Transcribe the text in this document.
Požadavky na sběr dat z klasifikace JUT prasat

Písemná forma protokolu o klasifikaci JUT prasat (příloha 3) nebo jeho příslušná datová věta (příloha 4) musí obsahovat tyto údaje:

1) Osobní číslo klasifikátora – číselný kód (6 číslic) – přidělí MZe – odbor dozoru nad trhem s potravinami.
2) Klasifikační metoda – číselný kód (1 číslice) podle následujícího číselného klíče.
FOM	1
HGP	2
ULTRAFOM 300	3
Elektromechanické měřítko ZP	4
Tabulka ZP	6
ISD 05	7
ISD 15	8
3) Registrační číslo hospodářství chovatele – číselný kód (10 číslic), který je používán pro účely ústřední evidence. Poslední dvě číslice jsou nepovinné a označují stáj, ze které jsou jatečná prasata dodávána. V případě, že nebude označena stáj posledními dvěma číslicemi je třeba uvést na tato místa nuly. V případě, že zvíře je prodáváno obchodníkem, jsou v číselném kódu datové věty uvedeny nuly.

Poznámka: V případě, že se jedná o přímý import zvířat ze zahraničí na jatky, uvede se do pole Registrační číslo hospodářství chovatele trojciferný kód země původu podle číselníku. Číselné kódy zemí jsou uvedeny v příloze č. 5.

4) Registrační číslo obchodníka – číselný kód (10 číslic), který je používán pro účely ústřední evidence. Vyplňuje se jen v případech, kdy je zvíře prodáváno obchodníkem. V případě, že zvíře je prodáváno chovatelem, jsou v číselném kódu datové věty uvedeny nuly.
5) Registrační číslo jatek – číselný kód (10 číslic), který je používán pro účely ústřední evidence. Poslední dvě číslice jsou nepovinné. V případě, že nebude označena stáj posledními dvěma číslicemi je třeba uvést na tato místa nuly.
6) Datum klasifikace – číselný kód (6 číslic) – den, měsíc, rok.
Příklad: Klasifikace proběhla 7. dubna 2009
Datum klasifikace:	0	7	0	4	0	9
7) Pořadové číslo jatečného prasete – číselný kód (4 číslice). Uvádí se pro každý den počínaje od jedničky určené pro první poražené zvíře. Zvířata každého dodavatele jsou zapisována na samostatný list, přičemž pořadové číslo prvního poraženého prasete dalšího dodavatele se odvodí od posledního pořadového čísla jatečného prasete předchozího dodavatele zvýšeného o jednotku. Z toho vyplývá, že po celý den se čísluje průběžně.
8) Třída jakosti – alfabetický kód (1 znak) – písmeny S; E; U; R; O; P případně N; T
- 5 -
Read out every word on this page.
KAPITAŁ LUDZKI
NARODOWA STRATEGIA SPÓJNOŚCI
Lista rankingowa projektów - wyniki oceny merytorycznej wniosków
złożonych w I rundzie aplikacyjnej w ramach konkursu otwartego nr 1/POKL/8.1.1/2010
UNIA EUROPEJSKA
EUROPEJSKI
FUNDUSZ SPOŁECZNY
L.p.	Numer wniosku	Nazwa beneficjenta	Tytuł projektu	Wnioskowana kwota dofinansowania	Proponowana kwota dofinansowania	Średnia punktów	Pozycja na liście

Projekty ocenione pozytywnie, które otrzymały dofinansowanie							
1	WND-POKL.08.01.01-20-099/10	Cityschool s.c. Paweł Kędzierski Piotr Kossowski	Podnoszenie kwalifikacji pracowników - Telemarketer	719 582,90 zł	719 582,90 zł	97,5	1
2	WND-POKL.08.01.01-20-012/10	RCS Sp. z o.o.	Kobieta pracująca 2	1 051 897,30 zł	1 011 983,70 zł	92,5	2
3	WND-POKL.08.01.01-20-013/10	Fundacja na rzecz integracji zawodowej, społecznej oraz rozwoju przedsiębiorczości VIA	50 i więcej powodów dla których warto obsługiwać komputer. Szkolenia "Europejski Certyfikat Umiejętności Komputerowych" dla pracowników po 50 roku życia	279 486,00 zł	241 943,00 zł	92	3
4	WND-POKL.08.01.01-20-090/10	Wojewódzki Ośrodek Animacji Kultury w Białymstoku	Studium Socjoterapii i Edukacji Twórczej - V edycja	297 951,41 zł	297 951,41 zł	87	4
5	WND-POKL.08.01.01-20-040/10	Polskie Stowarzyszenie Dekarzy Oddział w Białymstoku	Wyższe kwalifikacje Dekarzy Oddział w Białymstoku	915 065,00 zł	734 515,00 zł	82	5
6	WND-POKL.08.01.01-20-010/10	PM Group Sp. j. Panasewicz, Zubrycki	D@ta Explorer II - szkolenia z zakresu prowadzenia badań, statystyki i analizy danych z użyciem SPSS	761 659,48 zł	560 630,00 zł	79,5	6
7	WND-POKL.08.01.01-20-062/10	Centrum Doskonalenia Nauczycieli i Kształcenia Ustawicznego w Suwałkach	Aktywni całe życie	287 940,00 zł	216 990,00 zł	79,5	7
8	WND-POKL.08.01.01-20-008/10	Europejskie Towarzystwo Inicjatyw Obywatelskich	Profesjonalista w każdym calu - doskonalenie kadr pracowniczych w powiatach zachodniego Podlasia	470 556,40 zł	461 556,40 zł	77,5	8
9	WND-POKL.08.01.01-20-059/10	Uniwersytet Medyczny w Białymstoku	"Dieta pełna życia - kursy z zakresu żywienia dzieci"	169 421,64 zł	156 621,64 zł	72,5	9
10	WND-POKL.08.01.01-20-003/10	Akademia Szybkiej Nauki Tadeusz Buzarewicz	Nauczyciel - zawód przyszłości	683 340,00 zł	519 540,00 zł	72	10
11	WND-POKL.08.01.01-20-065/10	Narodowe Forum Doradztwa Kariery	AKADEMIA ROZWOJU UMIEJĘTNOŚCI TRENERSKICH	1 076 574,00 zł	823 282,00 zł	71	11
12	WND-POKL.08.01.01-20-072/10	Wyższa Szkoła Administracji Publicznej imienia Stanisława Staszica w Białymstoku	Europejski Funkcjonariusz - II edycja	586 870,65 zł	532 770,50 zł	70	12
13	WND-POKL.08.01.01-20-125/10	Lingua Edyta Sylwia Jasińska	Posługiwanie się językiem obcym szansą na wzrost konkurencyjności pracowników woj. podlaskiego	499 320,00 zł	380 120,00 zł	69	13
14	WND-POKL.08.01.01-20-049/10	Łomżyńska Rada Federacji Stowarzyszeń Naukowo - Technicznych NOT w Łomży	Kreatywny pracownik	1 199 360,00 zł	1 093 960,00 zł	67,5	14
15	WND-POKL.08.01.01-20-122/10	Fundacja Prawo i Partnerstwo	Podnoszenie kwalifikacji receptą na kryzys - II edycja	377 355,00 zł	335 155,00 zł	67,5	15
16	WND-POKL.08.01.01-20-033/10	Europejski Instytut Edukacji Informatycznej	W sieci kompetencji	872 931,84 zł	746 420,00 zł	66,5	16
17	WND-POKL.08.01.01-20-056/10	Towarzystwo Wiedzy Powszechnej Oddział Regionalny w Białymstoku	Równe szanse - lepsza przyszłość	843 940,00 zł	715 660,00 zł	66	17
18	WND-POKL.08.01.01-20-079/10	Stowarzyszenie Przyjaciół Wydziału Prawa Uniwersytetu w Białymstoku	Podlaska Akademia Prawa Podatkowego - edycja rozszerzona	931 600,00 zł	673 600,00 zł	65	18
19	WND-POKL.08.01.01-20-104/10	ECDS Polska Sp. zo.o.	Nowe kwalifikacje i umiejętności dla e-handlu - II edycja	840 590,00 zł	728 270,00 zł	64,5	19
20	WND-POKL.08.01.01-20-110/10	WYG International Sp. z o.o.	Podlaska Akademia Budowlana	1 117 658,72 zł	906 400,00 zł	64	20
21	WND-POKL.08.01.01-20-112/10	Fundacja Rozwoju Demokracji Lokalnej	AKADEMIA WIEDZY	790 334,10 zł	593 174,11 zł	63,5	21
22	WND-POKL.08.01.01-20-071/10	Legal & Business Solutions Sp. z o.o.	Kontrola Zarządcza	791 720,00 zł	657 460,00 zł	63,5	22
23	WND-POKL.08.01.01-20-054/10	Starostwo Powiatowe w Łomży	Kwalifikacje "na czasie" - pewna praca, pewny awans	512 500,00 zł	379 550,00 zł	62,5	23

______________________________

### Exercise details
The lines to collect are those holding the string "kódu"; copy them all.

### Answer to this exercise
3) Registrační číslo hospodářství chovatele – číselný kód (10 číslic), který je používán pro účely ústřední evidence. Poslední dvě číslice jsou nepovinné a označují stáj, ze které jsou jatečná prasata dodávána. V případě, že nebude označena stáj posledními dvěma číslicemi je třeba uvést na tato místa nuly. V případě, že zvíře je prodáváno obchodníkem, jsou v číselném kódu datové věty uvedeny nuly.
4) Registrační číslo obchodníka – číselný kód (10 číslic), který je používán pro účely ústřední evidence. Vyplňuje se jen v případech, kdy je zvíře prodáváno obchodníkem. V případě, že zvíře je prodáváno chovatelem, jsou v číselném kódu datové věty uvedeny nuly.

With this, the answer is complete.